** START OF PROVIDED DATA **
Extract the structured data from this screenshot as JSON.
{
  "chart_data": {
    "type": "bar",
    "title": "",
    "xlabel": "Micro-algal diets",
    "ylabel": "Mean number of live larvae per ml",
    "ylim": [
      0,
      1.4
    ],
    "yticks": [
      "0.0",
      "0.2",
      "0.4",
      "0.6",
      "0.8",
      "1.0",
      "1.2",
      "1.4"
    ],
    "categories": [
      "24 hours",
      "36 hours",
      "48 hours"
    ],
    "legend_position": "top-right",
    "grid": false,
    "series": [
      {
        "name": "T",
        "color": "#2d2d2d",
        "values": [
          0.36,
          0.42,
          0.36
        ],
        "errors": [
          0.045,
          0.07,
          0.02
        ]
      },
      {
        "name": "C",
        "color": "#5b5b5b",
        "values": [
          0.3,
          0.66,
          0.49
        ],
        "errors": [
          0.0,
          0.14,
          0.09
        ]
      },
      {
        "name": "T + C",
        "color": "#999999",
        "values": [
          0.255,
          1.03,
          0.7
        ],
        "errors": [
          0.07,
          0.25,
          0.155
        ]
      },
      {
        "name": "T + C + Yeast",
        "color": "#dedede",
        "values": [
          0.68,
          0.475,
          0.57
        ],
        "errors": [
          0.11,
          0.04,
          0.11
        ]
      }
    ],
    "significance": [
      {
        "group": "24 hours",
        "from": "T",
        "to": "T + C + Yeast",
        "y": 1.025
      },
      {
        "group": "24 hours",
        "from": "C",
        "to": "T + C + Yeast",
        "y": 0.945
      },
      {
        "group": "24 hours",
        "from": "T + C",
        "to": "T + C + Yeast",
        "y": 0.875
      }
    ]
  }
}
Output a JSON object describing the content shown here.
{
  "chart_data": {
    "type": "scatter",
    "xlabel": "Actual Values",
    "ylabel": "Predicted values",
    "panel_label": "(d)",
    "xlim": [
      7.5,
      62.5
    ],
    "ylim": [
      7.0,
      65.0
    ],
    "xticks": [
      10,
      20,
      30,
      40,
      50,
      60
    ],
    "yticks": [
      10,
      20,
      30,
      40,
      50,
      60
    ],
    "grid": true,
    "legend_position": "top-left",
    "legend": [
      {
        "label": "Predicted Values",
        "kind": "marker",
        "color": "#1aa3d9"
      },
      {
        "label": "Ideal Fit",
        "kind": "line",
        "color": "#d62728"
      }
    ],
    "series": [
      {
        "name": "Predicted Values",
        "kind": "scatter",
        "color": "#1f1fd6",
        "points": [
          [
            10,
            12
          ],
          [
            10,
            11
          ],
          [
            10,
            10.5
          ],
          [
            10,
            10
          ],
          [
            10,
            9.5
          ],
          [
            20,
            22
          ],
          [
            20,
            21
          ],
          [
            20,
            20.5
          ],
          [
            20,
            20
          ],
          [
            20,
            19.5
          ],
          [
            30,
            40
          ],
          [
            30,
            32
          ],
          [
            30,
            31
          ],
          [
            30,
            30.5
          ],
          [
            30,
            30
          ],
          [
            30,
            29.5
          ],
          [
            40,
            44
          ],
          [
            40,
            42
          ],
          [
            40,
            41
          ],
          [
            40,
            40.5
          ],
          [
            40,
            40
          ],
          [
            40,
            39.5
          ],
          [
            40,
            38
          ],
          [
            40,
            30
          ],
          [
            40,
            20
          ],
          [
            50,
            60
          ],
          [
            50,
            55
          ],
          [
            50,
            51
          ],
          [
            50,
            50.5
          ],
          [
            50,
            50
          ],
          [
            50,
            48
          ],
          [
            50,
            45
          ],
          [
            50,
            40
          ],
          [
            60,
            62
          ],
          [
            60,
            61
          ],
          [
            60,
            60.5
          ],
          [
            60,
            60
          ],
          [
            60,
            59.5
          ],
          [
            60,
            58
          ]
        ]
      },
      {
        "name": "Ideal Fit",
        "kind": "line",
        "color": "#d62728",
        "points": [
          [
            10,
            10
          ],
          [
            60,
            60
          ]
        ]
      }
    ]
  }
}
** END OF PROVIDED DATA **
WHAT IS NEEDED: Return the lines above exactly, keeping every word.

EXERCISE RESPONSE:
Extract the structured data from this screenshot as JSON.
{
  "chart_data": {
    "type": "bar",
    "title": "",
    "xlabel": "Micro-algal diets",
    "ylabel": "Mean number of live larvae per ml",
    "ylim": [
      0,
      1.4
    ],
    "yticks": [
      "0.0",
      "0.2",
      "0.4",
      "0.6",
      "0.8",
      "1.0",
      "1.2",
      "1.4"
    ],
    "categories": [
      "24 hours",
      "36 hours",
      "48 hours"
    ],
    "legend_position": "top-right",
    "grid": false,
    "series": [
      {
        "name": "T",
        "color": "#2d2d2d",
        "values": [
          0.36,
          0.42,
          0.36
        ],
        "errors": [
          0.045,
          0.07,
          0.02
        ]
      },
      {
        "name": "C",
        "color": "#5b5b5b",
        "values": [
          0.3,
          0.66,
          0.49
        ],
        "errors": [
          0.0,
          0.14,
          0.09
        ]
      },
      {
        "name": "T + C",
        "color": "#999999",
        "values": [
          0.255,
          1.03,
          0.7
        ],
        "errors": [
          0.07,
          0.25,
          0.155
        ]
      },
      {
        "name": "T + C + Yeast",
        "color": "#dedede",
        "values": [
          0.68,
          0.475,
          0.57
        ],
        "errors": [
          0.11,
          0.04,
          0.11
        ]
      }
    ],
    "significance": [
      {
        "group": "24 hours",
        "from": "T",
        "to": "T + C + Yeast",
        "y": 1.025
      },
      {
        "group": "24 hours",
        "from": "C",
        "to": "T + C + Yeast",
        "y": 0.945
      },
      {
        "group": "24 hours",
        "from": "T + C",
        "to": "T + C + Yeast",
        "y": 0.875
      }
    ]
  }
}
Output a JSON object describing the content shown here.
{
  "chart_data": {
    "type": "scatter",
    "xlabel": "Actual Values",
    "ylabel": "Predicted values",
    "panel_label": "(d)",
    "xlim": [
      7.5,
      62.5
    ],
    "ylim": [
      7.0,
      65.0
    ],
    "xticks": [
      10,
      20,
      30,
      40,
      50,
      60
    ],
    "yticks": [
      10,
      20,
      30,
      40,
      50,
      60
    ],
    "grid": true,
    "legend_position": "top-left",
    "legend": [
      {
        "label": "Predicted Values",
        "kind": "marker",
        "color": "#1aa3d9"
      },
      {
        "label": "Ideal Fit",
        "kind": "line",
        "color": "#d62728"
      }
    ],
    "series": [
      {
        "name": "Predicted Values",
        "kind": "scatter",
        "color": "#1f1fd6",
        "points": [
          [
            10,
            12
          ],
          [
            10,
            11
          ],
          [
            10,
            10.5
          ],
          [
            10,
            10
          ],
          [
            10,
            9.5
          ],
          [
            20,
            22
          ],
          [
            20,
            21
          ],
          [
            20,
            20.5
          ],
          [
            20,
            20
          ],
          [
            20,
            19.5
          ],
          [
            30,
            40
          ],
          [
            30,
            32
          ],
          [
            30,
            31
          ],
          [
            30,
            30.5
          ],
          [
            30,
            30
          ],
          [
            30,
            29.5
          ],
          [
            40,
            44
          ],
          [
            40,
            42
          ],
          [
            40,
            41
          ],
          [
            40,
            40.5
          ],
          [
            40,
            40
          ],
          [
            40,
            39.5
          ],
          [
            40,
            38
          ],
          [
            40,
            30
          ],
          [
            40,
            20
          ],
          [
            50,
            60
          ],
          [
            50,
            55
          ],
          [
            50,
            51
          ],
          [
            50,
            50.5
          ],
          [
            50,
            50
          ],
          [
            50,
            48
          ],
          [
            50,
            45
          ],
          [
            50,
            40
          ],
          [
            60,
            62
          ],
          [
            60,
            61
          ],
          [
            60,
            60.5
          ],
          [
            60,
            60
          ],
          [
            60,
            59.5
          ],
          [
            60,
            58
          ]
        ]
      },
      {
        "name": "Ideal Fit",
        "kind": "line",
        "color": "#d62728",
        "points": [
          [
            10,
            10
          ],
          [
            60,
            60
          ]
        ]
      }
    ]
  }
}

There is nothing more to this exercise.